===== RECORDS FOR PROCESSING
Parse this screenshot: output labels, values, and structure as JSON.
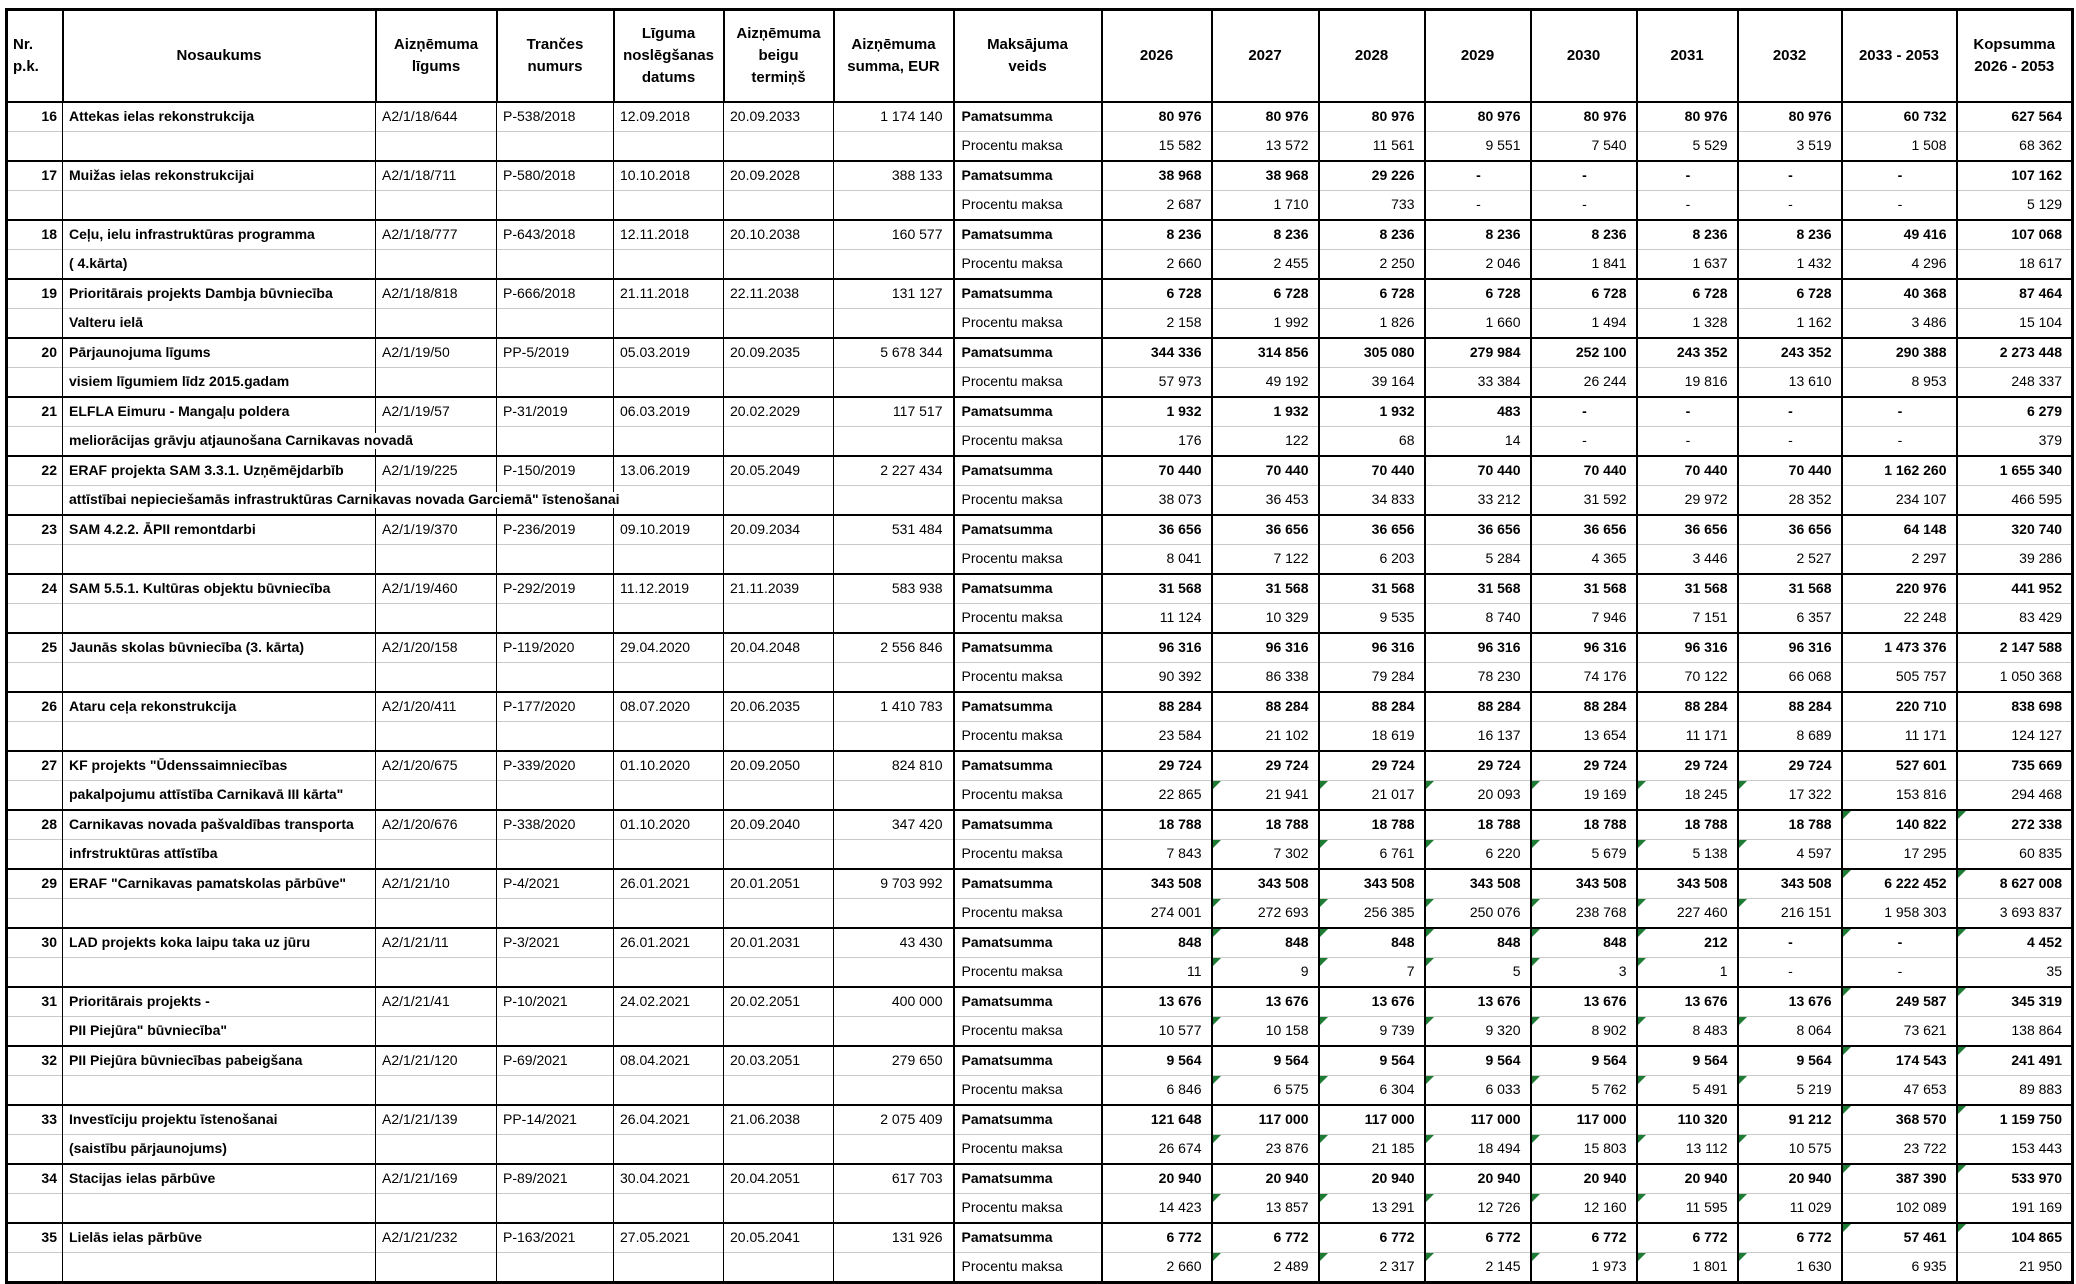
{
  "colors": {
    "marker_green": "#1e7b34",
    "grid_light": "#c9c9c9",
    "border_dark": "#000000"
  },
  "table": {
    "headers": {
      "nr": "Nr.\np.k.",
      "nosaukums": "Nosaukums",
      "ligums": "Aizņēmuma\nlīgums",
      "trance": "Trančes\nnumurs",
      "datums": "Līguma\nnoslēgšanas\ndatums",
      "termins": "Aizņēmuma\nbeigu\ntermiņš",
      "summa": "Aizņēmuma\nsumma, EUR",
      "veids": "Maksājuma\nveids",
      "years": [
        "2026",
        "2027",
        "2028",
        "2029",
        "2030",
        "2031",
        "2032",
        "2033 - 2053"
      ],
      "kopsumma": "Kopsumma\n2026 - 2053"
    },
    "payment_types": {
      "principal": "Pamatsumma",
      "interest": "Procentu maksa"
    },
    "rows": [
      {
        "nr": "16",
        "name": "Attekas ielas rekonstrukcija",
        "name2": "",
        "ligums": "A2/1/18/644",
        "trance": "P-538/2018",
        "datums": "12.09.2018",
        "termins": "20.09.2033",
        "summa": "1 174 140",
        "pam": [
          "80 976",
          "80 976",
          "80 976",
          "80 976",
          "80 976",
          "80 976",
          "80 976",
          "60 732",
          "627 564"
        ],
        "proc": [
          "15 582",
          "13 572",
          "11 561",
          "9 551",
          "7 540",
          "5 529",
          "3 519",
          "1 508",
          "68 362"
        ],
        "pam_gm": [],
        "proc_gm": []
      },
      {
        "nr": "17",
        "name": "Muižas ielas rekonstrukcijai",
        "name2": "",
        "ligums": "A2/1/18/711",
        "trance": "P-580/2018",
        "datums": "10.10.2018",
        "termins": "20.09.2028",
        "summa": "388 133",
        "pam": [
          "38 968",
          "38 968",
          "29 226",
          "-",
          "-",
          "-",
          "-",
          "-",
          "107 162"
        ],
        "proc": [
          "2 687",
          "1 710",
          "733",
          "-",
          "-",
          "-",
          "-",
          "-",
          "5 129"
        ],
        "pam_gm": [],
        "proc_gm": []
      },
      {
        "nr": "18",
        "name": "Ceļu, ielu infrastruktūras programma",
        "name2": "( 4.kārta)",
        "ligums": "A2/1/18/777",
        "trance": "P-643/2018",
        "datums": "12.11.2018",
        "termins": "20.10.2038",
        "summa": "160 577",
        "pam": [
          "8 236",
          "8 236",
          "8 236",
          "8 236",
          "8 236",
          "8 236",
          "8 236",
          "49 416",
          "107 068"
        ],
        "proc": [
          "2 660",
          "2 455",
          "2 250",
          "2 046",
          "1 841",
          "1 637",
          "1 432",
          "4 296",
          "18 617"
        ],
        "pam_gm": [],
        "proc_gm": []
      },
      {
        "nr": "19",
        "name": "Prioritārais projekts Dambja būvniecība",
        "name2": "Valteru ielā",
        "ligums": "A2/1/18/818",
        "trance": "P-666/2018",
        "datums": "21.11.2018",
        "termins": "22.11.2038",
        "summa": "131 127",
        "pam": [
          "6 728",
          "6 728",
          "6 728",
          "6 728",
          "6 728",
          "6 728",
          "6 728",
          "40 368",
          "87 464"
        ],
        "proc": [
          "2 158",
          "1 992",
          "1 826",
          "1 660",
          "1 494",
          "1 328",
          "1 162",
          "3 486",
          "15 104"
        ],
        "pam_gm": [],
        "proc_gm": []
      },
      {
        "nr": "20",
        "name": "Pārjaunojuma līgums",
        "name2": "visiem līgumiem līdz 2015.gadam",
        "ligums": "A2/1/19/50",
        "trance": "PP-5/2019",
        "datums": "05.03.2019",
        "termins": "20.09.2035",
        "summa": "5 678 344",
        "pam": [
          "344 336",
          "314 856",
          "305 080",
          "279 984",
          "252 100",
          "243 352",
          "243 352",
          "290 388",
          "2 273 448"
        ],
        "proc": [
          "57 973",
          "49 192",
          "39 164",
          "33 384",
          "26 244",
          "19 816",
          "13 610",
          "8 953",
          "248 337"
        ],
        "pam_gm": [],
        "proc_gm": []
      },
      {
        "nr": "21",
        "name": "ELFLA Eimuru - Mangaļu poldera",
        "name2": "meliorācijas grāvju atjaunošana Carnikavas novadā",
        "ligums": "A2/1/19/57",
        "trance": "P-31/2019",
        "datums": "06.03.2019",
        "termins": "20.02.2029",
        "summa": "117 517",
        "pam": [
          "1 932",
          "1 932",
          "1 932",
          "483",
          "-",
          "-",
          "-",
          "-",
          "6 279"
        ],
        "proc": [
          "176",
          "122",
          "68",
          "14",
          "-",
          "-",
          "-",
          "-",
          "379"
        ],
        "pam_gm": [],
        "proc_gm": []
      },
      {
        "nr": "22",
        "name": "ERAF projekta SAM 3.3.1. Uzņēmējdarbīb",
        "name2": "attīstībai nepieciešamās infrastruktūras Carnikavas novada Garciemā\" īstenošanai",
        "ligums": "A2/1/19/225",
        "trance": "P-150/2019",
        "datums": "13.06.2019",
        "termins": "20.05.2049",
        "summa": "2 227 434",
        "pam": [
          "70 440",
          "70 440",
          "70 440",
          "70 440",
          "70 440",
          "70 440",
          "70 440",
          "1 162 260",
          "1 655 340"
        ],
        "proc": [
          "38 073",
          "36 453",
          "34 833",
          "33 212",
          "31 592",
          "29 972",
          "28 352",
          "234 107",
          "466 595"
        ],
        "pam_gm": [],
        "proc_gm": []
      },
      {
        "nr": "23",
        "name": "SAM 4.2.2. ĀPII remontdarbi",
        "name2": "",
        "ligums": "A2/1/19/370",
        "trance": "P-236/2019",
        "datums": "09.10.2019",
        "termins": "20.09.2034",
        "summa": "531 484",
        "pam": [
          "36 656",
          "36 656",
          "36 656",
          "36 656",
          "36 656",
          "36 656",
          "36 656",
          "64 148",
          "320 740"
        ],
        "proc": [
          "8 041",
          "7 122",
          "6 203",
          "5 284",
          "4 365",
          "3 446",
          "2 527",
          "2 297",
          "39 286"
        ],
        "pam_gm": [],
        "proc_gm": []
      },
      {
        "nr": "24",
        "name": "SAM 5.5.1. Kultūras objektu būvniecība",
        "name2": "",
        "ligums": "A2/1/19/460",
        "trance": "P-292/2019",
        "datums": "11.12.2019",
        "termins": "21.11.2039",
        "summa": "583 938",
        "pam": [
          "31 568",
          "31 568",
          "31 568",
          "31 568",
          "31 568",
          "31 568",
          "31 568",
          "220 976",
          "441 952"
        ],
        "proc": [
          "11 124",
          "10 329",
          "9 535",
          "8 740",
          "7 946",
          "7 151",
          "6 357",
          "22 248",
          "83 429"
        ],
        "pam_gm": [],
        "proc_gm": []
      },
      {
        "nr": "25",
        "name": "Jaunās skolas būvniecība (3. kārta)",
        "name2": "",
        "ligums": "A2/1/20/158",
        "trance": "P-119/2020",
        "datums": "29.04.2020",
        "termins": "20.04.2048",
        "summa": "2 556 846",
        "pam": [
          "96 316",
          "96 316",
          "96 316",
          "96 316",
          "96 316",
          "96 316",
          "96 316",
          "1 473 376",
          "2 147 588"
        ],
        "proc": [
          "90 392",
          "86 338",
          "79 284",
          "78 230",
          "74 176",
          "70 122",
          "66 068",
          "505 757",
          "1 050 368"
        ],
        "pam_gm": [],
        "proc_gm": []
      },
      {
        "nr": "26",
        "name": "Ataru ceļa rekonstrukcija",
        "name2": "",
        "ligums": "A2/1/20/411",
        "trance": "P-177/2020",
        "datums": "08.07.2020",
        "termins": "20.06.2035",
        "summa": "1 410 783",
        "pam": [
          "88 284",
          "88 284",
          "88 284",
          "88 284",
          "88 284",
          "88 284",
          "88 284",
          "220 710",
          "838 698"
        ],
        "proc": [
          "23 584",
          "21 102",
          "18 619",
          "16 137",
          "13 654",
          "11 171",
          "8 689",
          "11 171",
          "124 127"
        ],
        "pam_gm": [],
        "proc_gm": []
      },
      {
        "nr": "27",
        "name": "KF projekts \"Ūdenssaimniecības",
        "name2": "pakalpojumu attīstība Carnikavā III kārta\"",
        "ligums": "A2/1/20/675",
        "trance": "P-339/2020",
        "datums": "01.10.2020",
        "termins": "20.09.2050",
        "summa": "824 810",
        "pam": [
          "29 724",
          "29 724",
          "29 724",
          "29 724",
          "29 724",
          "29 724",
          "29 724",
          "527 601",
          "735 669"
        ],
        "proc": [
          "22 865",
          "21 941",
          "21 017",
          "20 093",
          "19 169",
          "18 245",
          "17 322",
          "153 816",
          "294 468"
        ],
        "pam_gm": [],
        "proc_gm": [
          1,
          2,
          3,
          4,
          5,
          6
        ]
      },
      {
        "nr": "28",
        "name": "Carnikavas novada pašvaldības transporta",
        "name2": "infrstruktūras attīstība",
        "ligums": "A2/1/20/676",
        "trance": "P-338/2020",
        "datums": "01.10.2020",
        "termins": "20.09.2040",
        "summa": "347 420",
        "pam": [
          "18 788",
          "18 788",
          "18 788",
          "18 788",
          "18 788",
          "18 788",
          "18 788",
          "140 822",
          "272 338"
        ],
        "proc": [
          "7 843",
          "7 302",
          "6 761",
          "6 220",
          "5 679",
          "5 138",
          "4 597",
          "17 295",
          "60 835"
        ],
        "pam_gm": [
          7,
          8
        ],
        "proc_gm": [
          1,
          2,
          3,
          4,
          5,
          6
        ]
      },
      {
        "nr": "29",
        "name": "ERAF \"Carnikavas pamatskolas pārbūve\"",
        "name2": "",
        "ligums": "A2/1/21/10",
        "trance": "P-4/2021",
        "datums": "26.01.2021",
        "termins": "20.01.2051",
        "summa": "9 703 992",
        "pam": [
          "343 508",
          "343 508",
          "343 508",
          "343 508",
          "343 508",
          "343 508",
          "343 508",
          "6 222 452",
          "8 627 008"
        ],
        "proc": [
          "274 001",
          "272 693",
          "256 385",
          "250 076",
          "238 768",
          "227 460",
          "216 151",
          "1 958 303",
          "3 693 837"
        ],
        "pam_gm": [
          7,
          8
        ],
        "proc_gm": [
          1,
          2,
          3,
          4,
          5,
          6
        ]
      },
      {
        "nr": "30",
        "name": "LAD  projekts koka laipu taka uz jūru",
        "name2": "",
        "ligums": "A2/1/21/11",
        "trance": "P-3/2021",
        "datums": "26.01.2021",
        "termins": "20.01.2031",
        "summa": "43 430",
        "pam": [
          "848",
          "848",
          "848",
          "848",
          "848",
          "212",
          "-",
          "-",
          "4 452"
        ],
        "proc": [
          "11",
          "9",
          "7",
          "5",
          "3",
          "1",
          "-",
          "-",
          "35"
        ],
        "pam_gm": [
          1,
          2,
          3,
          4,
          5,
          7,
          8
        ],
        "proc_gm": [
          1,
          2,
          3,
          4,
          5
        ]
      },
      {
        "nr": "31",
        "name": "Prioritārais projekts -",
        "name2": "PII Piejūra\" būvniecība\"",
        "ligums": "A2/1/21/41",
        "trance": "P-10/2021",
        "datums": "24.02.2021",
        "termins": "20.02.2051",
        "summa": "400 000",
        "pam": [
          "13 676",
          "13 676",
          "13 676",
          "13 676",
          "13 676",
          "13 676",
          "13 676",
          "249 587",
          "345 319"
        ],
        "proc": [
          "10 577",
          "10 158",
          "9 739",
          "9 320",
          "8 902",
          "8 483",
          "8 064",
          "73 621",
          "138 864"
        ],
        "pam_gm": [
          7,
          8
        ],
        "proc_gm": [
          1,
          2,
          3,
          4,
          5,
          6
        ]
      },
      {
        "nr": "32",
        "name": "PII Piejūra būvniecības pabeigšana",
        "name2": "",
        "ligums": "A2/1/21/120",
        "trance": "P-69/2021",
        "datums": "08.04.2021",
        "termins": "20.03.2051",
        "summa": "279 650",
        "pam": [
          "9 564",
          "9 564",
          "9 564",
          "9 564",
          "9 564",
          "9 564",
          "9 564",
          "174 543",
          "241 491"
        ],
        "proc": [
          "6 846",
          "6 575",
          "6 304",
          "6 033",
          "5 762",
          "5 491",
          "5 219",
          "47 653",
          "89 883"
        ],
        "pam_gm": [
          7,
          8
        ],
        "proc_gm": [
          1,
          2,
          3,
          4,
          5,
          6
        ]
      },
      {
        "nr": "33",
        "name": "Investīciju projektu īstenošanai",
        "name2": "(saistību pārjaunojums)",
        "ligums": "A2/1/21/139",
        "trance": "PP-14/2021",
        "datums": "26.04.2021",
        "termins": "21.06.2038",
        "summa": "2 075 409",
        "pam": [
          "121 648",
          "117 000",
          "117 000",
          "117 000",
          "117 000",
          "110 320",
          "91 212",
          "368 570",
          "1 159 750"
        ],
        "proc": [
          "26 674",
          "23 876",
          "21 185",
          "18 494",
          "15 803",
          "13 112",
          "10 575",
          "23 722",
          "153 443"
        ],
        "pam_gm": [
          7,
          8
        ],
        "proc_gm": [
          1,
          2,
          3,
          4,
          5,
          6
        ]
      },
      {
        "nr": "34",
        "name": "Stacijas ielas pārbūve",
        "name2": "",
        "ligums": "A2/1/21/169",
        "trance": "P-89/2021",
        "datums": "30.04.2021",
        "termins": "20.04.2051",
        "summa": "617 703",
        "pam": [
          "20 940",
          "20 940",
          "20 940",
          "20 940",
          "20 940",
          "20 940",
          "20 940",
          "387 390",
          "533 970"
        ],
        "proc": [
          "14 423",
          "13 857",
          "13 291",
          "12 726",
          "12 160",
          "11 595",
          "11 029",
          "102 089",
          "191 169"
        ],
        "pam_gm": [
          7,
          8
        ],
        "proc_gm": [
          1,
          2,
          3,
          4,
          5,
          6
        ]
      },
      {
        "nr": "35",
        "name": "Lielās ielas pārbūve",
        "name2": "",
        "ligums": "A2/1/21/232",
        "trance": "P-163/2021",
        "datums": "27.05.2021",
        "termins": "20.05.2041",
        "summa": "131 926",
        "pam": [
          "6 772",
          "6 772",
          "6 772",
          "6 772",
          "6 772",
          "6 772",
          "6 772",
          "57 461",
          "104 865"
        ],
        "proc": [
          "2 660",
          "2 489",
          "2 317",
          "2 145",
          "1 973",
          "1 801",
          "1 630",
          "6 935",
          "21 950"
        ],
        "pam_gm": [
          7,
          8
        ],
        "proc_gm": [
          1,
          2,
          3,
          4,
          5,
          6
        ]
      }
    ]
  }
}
==========
Copy out each line of the records that holds the string "novada".

## SOLUTION TO THIS TASK
        "name2": "attīstībai nepieciešamās infrastruktūras Carnikavas novada Garciemā\" īstenošanai",
        "name": "Carnikavas novada pašvaldības transporta",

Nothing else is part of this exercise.